Below are the records; reproduce all of them exactly but without any images.
** Start Data for this exercise **
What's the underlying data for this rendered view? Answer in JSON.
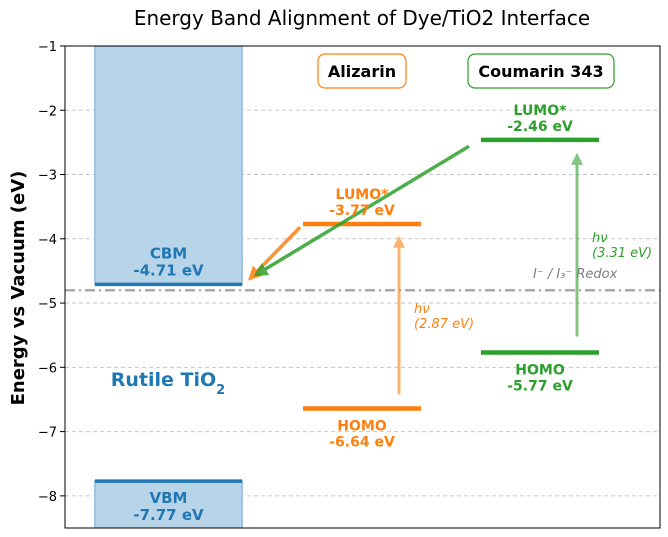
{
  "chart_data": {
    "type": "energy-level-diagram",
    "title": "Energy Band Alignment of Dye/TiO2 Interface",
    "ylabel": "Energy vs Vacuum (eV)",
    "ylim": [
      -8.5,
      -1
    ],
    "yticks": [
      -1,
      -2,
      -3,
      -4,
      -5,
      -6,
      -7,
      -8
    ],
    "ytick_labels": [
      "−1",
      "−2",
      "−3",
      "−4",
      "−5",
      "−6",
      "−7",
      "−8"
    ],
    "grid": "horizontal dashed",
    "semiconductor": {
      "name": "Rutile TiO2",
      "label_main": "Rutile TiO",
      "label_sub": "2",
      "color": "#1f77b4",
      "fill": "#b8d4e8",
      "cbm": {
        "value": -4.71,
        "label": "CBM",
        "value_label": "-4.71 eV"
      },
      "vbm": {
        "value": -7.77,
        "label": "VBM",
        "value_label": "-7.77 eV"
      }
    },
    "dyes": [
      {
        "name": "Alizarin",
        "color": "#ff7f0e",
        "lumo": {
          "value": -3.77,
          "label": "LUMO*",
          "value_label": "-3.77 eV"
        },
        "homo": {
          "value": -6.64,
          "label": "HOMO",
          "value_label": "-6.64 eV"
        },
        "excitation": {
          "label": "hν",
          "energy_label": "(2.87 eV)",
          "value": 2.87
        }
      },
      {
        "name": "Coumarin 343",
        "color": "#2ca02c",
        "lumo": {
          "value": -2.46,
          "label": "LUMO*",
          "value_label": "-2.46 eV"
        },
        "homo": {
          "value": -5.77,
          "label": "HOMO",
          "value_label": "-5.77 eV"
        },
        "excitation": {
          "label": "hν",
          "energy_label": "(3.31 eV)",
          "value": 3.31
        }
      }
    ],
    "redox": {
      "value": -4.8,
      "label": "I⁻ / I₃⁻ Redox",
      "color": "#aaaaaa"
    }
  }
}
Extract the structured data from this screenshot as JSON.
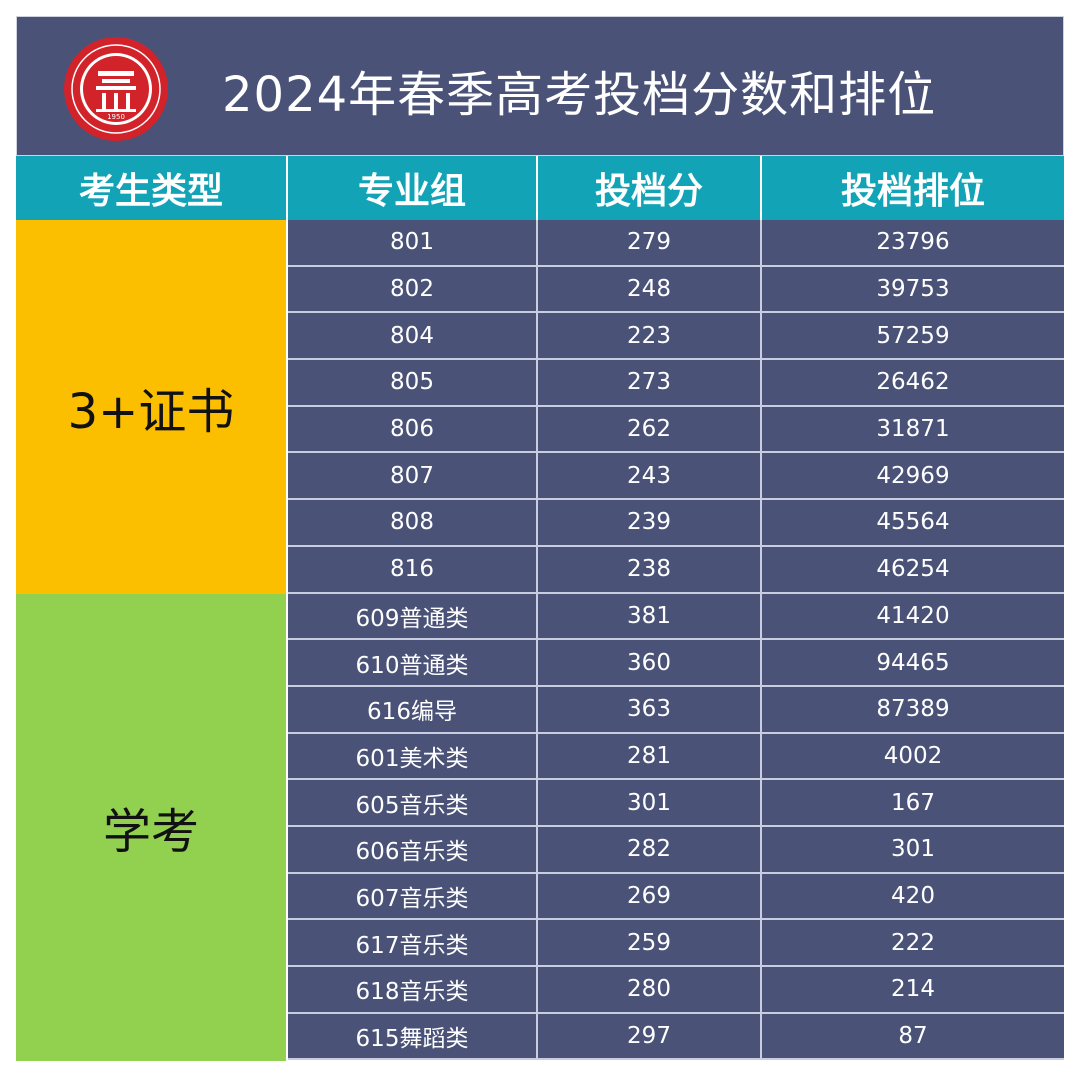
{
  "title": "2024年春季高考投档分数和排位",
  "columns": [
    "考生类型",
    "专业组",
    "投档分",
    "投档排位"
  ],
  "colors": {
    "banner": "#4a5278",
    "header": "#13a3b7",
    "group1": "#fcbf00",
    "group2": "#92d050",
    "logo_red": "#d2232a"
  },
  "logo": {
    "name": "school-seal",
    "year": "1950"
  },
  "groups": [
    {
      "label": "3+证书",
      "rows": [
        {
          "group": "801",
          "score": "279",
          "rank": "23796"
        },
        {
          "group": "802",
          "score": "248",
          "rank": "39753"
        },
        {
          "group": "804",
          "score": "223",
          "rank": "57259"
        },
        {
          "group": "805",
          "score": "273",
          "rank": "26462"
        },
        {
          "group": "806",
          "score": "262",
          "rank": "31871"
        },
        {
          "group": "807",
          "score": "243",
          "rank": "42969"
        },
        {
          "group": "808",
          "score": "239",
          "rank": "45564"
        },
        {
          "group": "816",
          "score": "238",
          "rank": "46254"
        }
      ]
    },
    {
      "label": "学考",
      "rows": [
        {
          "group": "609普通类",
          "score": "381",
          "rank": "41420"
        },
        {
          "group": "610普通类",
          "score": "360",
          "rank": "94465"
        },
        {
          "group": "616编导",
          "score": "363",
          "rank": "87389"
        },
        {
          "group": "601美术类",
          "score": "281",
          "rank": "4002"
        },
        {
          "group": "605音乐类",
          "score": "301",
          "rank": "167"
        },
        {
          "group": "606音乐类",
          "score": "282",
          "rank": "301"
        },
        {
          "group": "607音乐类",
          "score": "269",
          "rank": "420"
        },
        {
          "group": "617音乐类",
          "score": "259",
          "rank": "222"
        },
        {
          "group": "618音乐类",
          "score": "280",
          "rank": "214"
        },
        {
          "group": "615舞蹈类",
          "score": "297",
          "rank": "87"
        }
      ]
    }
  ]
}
** End Data for this exercise **
* [Answer for this exercise]
What's the underlying data for this rendered view? Answer in JSON.
{
  "chart_data": {
    "type": "energy-level-diagram",
    "title": "Energy Band Alignment of Dye/TiO2 Interface",
    "ylabel": "Energy vs Vacuum (eV)",
    "ylim": [
      -8.5,
      -1
    ],
    "yticks": [
      -1,
      -2,
      -3,
      -4,
      -5,
      -6,
      -7,
      -8
    ],
    "ytick_labels": [
      "−1",
      "−2",
      "−3",
      "−4",
      "−5",
      "−6",
      "−7",
      "−8"
    ],
    "grid": "horizontal dashed",
    "semiconductor": {
      "name": "Rutile TiO2",
      "label_main": "Rutile TiO",
      "label_sub": "2",
      "color": "#1f77b4",
      "fill": "#b8d4e8",
      "cbm": {
        "value": -4.71,
        "label": "CBM",
        "value_label": "-4.71 eV"
      },
      "vbm": {
        "value": -7.77,
        "label": "VBM",
        "value_label": "-7.77 eV"
      }
    },
    "dyes": [
      {
        "name": "Alizarin",
        "color": "#ff7f0e",
        "lumo": {
          "value": -3.77,
          "label": "LUMO*",
          "value_label": "-3.77 eV"
        },
        "homo": {
          "value": -6.64,
          "label": "HOMO",
          "value_label": "-6.64 eV"
        },
        "excitation": {
          "label": "hν",
          "energy_label": "(2.87 eV)",
          "value": 2.87
        }
      },
      {
        "name": "Coumarin 343",
        "color": "#2ca02c",
        "lumo": {
          "value": -2.46,
          "label": "LUMO*",
          "value_label": "-2.46 eV"
        },
        "homo": {
          "value": -5.77,
          "label": "HOMO",
          "value_label": "-5.77 eV"
        },
        "excitation": {
          "label": "hν",
          "energy_label": "(3.31 eV)",
          "value": 3.31
        }
      }
    ],
    "redox": {
      "value": -4.8,
      "label": "I⁻ / I₃⁻ Redox",
      "color": "#aaaaaa"
    }
  }
}
Extract the structured data from this screenshot as JSON.
{
  "title": "2024年春季高考投档分数和排位",
  "columns": [
    "考生类型",
    "专业组",
    "投档分",
    "投档排位"
  ],
  "colors": {
    "banner": "#4a5278",
    "header": "#13a3b7",
    "group1": "#fcbf00",
    "group2": "#92d050",
    "logo_red": "#d2232a"
  },
  "logo": {
    "name": "school-seal",
    "year": "1950"
  },
  "groups": [
    {
      "label": "3+证书",
      "rows": [
        {
          "group": "801",
          "score": "279",
          "rank": "23796"
        },
        {
          "group": "802",
          "score": "248",
          "rank": "39753"
        },
        {
          "group": "804",
          "score": "223",
          "rank": "57259"
        },
        {
          "group": "805",
          "score": "273",
          "rank": "26462"
        },
        {
          "group": "806",
          "score": "262",
          "rank": "31871"
        },
        {
          "group": "807",
          "score": "243",
          "rank": "42969"
        },
        {
          "group": "808",
          "score": "239",
          "rank": "45564"
        },
        {
          "group": "816",
          "score": "238",
          "rank": "46254"
        }
      ]
    },
    {
      "label": "学考",
      "rows": [
        {
          "group": "609普通类",
          "score": "381",
          "rank": "41420"
        },
        {
          "group": "610普通类",
          "score": "360",
          "rank": "94465"
        },
        {
          "group": "616编导",
          "score": "363",
          "rank": "87389"
        },
        {
          "group": "601美术类",
          "score": "281",
          "rank": "4002"
        },
        {
          "group": "605音乐类",
          "score": "301",
          "rank": "167"
        },
        {
          "group": "606音乐类",
          "score": "282",
          "rank": "301"
        },
        {
          "group": "607音乐类",
          "score": "269",
          "rank": "420"
        },
        {
          "group": "617音乐类",
          "score": "259",
          "rank": "222"
        },
        {
          "group": "618音乐类",
          "score": "280",
          "rank": "214"
        },
        {
          "group": "615舞蹈类",
          "score": "297",
          "rank": "87"
        }
      ]
    }
  ]
}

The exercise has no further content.